## ENTRIES SUPPLIED

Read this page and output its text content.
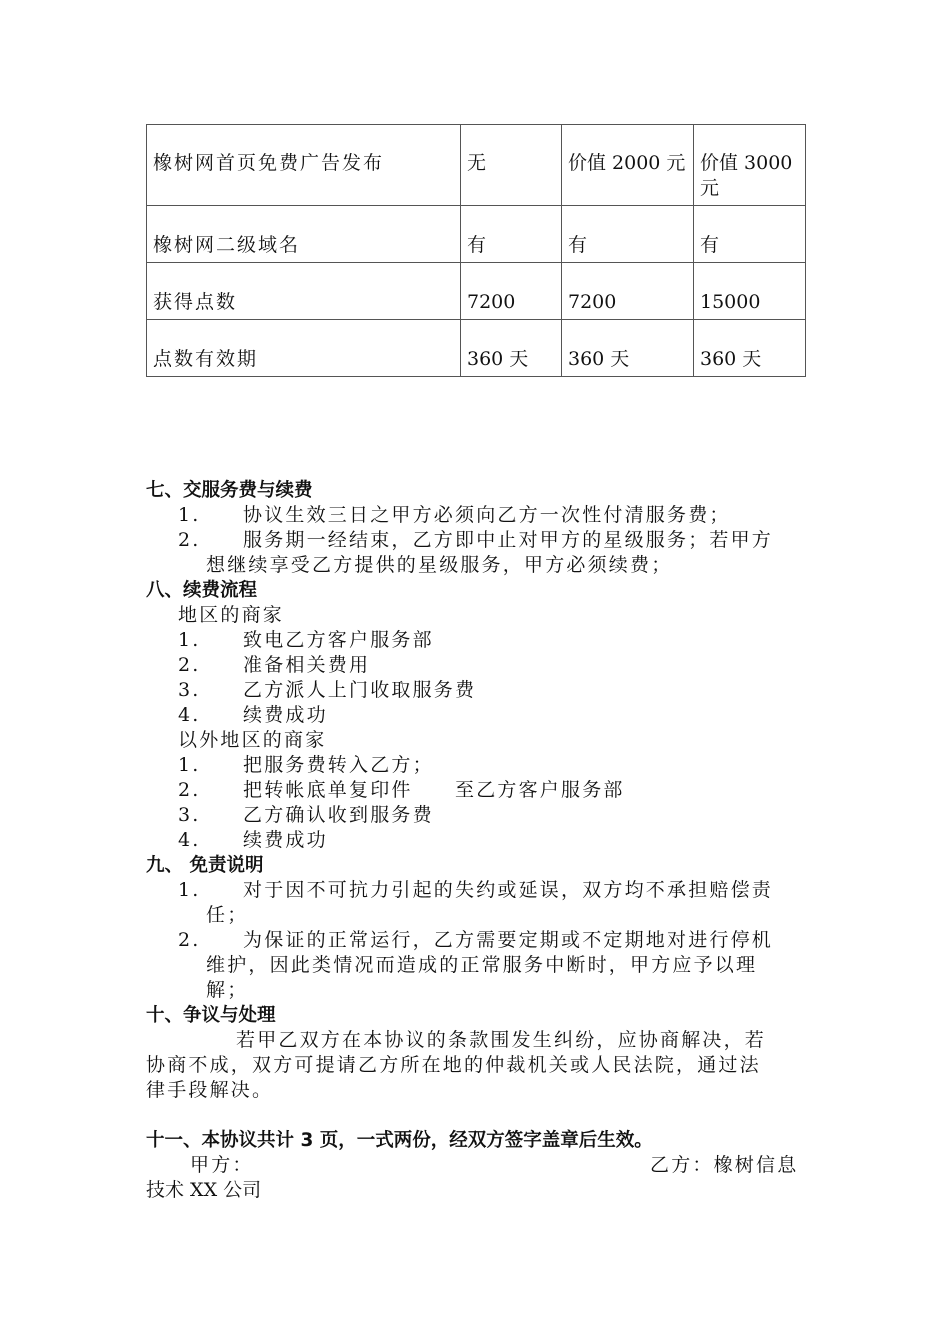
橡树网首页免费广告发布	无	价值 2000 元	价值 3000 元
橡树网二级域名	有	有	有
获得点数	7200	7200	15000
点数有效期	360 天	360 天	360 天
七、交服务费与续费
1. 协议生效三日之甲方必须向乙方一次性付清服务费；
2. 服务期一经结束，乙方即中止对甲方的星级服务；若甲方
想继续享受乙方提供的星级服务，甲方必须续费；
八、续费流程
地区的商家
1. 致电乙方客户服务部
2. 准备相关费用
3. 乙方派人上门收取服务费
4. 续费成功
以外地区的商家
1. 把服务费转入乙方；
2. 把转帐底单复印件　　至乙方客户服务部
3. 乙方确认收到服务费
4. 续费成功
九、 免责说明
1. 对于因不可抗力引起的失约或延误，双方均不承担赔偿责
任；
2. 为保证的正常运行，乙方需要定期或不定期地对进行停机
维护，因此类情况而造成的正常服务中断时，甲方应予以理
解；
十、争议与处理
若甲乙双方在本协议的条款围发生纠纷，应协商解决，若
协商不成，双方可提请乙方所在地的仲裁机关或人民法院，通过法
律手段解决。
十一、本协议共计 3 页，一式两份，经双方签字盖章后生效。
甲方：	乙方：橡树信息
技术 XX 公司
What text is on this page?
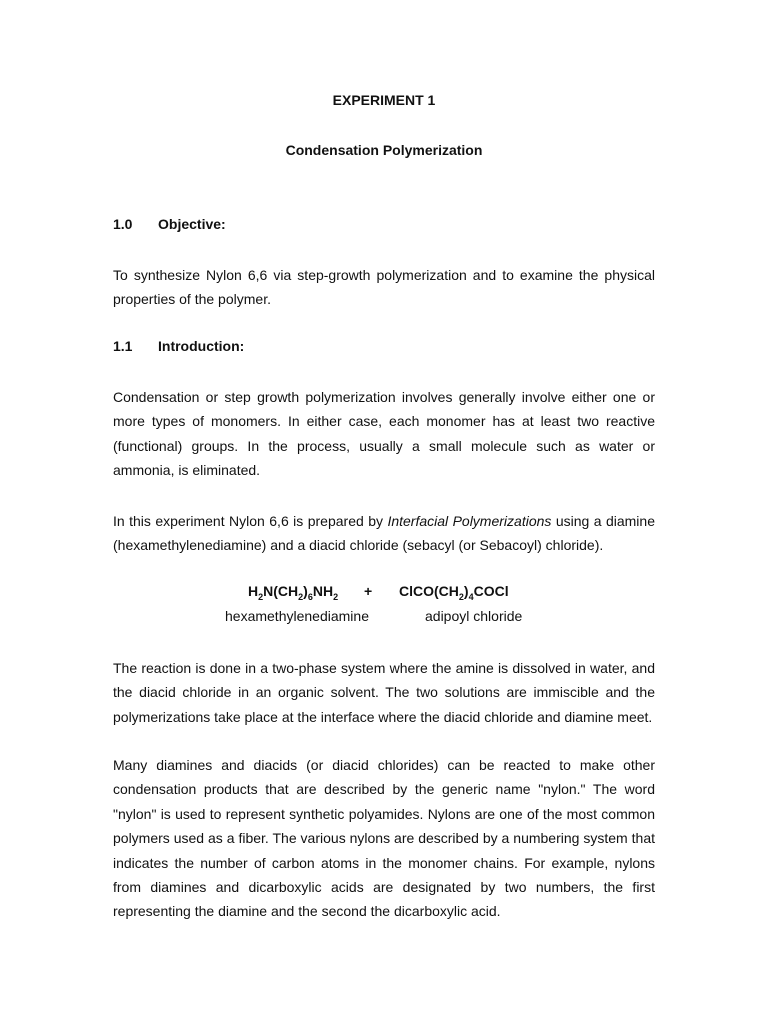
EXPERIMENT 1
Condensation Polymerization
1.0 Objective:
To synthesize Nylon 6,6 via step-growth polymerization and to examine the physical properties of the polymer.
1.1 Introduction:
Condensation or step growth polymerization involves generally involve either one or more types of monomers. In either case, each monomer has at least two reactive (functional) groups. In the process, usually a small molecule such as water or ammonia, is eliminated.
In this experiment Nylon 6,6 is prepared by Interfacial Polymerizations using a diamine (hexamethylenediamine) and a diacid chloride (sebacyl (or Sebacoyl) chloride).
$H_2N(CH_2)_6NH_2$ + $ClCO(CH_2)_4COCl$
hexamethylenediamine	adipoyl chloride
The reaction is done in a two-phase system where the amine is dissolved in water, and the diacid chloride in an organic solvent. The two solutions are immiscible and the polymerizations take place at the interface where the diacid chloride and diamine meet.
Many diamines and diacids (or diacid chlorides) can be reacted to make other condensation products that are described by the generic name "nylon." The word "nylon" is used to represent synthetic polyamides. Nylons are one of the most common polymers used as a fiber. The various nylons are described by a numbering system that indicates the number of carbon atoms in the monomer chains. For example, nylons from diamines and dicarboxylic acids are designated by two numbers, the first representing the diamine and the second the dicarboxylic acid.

## REQUEST
Copy down every line of the entries containing the word "step".

## FINAL RESULT
To synthesize Nylon 6,6 via step-growth polymerization and to examine the physical properties of the polymer.
Condensation or step growth polymerization involves generally involve either one or more types of monomers. In either case, each monomer has at least two reactive (functional) groups. In the process, usually a small molecule such as water or ammonia, is eliminated.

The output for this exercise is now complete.